→ **TASK DIRECTIONS**:
Reproduce every line of the records below verbatim, leaving out the pictures.
--- begin DATA ROWS ---
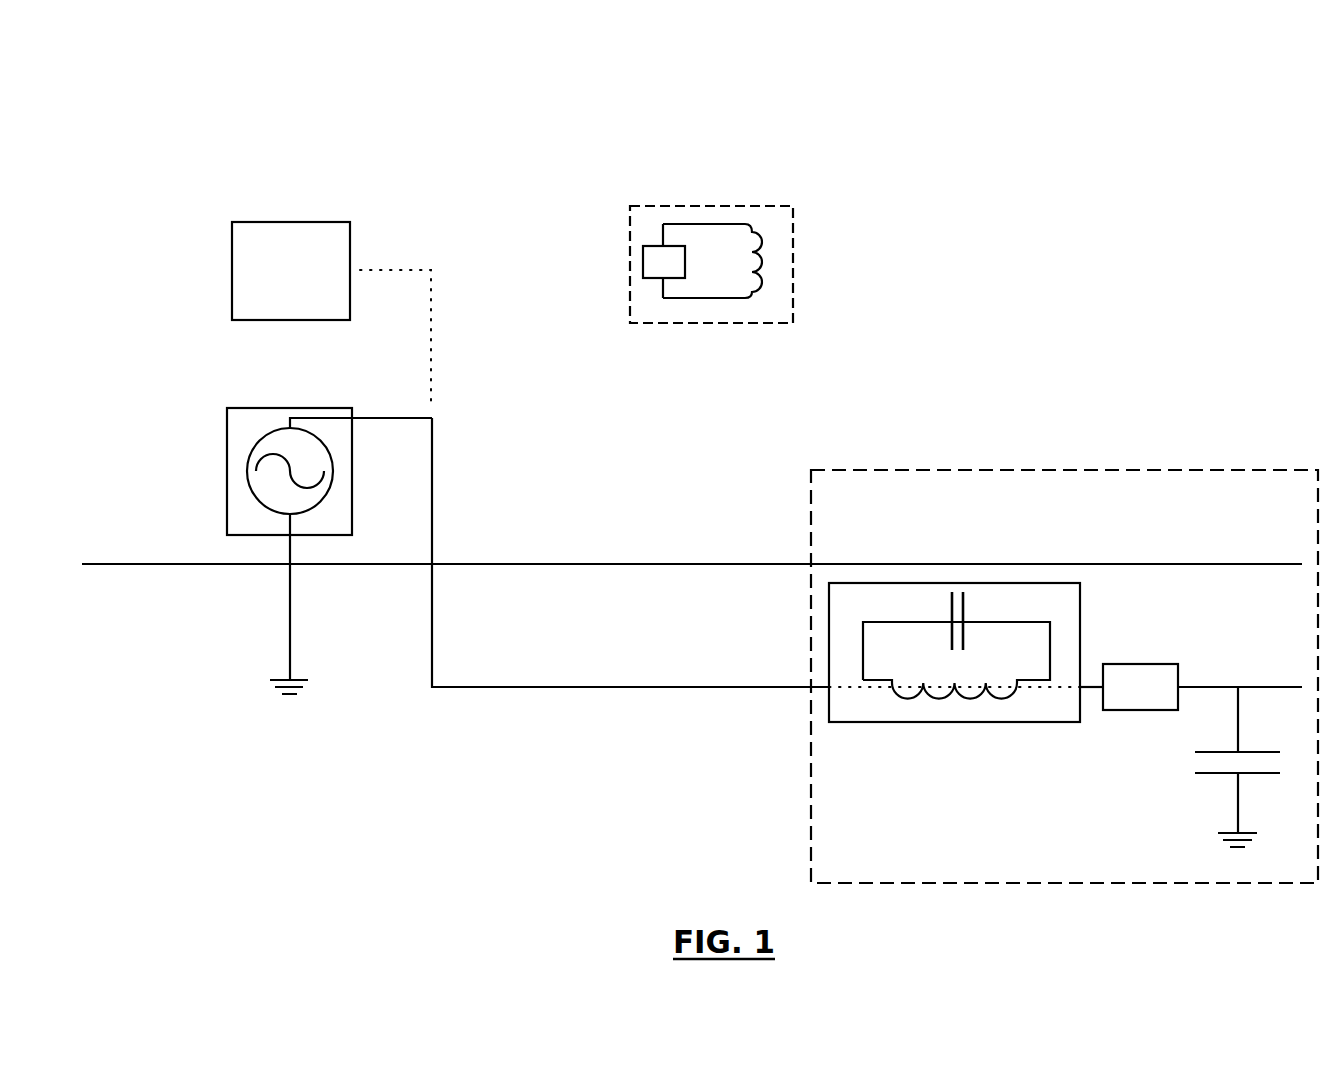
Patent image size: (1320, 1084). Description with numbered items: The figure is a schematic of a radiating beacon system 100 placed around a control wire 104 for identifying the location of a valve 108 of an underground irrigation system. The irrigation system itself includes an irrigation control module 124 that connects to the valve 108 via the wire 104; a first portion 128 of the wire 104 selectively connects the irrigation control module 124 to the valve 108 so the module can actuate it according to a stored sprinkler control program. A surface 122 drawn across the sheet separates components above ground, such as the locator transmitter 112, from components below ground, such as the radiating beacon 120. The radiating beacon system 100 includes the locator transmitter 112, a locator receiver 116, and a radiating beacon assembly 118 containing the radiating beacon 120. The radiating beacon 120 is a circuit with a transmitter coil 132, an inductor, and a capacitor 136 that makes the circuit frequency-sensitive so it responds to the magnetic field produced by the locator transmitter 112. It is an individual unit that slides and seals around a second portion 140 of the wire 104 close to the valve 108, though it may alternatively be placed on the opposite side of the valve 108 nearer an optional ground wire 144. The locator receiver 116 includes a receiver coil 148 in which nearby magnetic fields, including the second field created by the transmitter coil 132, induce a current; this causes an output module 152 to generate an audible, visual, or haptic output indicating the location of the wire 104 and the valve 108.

The radiating beacon system 100 is at (292, 74).
The wire 104 is at (590, 688).
The valve 108 is at (1135, 712).
The locator transmitter 112 is at (235, 407).
The locator receiver 116 is at (713, 232).
The radiating beacon assembly 118 is at (870, 468).
The radiating beacon 120 is at (961, 649).
The surface 122 is at (598, 563).
The irrigation control module 124 is at (328, 222).
The first portion 128 is at (433, 343).
The transmitter coil 132 is at (948, 693).
The capacitor 136 is at (967, 602).
The second portion 140 is at (1030, 692).
The ground wire 144 is at (1240, 720).
The receiver coil 148 is at (758, 242).
The output module 152 is at (643, 250).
--- end DATA ROWS ---
→ **SOLVED PROBLEM**:
Patent image size: (1320, 1084). Description with numbered items: The figure is a schematic of a radiating beacon system 100 placed around a control wire 104 for identifying the location of a valve 108 of an underground irrigation system. The irrigation system itself includes an irrigation control module 124 that connects to the valve 108 via the wire 104; a first portion 128 of the wire 104 selectively connects the irrigation control module 124 to the valve 108 so the module can actuate it according to a stored sprinkler control program. A surface 122 drawn across the sheet separates components above ground, such as the locator transmitter 112, from components below ground, such as the radiating beacon 120. The radiating beacon system 100 includes the locator transmitter 112, a locator receiver 116, and a radiating beacon assembly 118 containing the radiating beacon 120. The radiating beacon 120 is a circuit with a transmitter coil 132, an inductor, and a capacitor 136 that makes the circuit frequency-sensitive so it responds to the magnetic field produced by the locator transmitter 112. It is an individual unit that slides and seals around a second portion 140 of the wire 104 close to the valve 108, though it may alternatively be placed on the opposite side of the valve 108 nearer an optional ground wire 144. The locator receiver 116 includes a receiver coil 148 in which nearby magnetic fields, including the second field created by the transmitter coil 132, induce a current; this causes an output module 152 to generate an audible, visual, or haptic output indicating the location of the wire 104 and the valve 108.

The radiating beacon system 100 is at (292, 74).
The wire 104 is at (590, 688).
The valve 108 is at (1135, 712).
The locator transmitter 112 is at (235, 407).
The locator receiver 116 is at (713, 232).
The radiating beacon assembly 118 is at (870, 468).
The radiating beacon 120 is at (961, 649).
The surface 122 is at (598, 563).
The irrigation control module 124 is at (328, 222).
The first portion 128 is at (433, 343).
The transmitter coil 132 is at (948, 693).
The capacitor 136 is at (967, 602).
The second portion 140 is at (1030, 692).
The ground wire 144 is at (1240, 720).
The receiver coil 148 is at (758, 242).
The output module 152 is at (643, 250).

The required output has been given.